__To do__
From the entries that follow, pick out all lines holding "image".

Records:
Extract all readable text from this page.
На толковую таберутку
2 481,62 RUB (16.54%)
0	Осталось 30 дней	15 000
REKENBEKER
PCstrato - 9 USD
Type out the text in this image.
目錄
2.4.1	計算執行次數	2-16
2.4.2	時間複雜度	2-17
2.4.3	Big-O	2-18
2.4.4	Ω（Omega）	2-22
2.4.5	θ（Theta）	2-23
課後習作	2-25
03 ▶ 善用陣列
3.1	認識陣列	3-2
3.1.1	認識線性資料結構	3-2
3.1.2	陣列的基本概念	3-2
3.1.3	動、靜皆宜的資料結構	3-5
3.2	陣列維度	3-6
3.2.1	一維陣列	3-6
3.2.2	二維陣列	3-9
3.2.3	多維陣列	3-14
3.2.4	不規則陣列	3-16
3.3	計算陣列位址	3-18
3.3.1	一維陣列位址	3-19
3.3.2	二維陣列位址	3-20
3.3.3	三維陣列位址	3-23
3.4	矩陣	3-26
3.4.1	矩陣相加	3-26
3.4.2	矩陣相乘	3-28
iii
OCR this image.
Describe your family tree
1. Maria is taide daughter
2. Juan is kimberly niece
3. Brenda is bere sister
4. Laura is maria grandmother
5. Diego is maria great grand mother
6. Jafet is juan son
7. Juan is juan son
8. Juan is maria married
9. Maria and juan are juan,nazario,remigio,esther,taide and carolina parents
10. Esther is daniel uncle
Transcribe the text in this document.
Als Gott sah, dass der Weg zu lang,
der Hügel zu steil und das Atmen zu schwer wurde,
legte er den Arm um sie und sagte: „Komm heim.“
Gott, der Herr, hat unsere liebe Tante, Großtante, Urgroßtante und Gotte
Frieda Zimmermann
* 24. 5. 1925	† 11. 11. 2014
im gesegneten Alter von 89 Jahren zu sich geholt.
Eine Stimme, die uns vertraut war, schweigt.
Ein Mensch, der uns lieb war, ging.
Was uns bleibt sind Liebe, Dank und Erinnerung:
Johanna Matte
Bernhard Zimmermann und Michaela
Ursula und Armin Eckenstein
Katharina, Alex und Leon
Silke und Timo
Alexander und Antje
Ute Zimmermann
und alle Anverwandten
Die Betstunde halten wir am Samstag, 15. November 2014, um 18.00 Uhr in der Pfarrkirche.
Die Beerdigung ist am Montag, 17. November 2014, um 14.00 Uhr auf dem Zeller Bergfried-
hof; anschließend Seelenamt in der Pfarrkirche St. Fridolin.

__Exercise output__
Type out the text in this image.
OCR this image.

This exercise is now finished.